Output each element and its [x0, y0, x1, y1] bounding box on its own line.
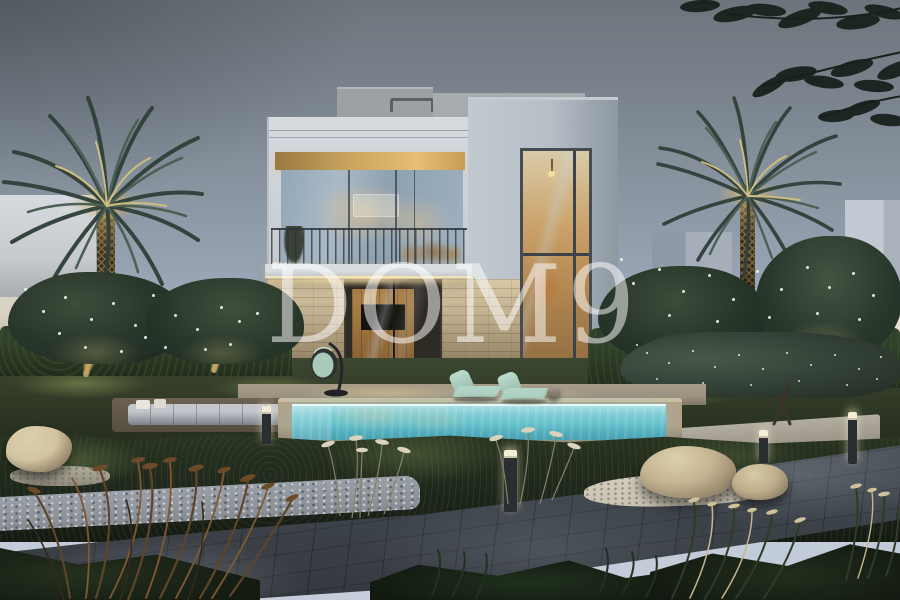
- ferns-center-bottom: [432, 548, 657, 598]
- overhanging-branch: [680, 0, 900, 128]
- feather-grass-center: [321, 434, 412, 518]
- grass-right-corner: [846, 482, 898, 580]
- fountain-grass-right: [672, 496, 806, 600]
- trademark-symbol: ™: [270, 260, 291, 280]
- tree-trunk-right-path: [774, 384, 790, 424]
- watermark-text: DOM9: [266, 252, 640, 360]
- ornamental-grass-left: [27, 456, 300, 600]
- villa-dusk-render: DOM9™: [0, 0, 900, 600]
- feather-grass-right: [489, 427, 582, 505]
**********
### EXERCISE TASK
Rewrite every line of the listing above, including the request, with each bounding box coordinate multiplied by 0.4 and rounded to a whole number, halves rounding up. Omit the picture.

### EXERCISE SOLUTION
Output each element and its [x0, y0, x1, y1] bounding box on its own line.
- ferns-center-bottom: [173, 219, 263, 239]
- overhanging-branch: [272, 0, 360, 51]
- feather-grass-center: [128, 174, 165, 207]
- grass-right-corner: [338, 193, 359, 232]
- fountain-grass-right: [269, 198, 322, 240]
- trademark-symbol: ™: [108, 104, 116, 112]
- tree-trunk-right-path: [310, 154, 316, 170]
- watermark-text: DOM9: [106, 101, 256, 144]
- ornamental-grass-left: [11, 182, 120, 240]
- villa-dusk-render: DOM9™: [0, 0, 360, 240]
- feather-grass-right: [196, 171, 233, 202]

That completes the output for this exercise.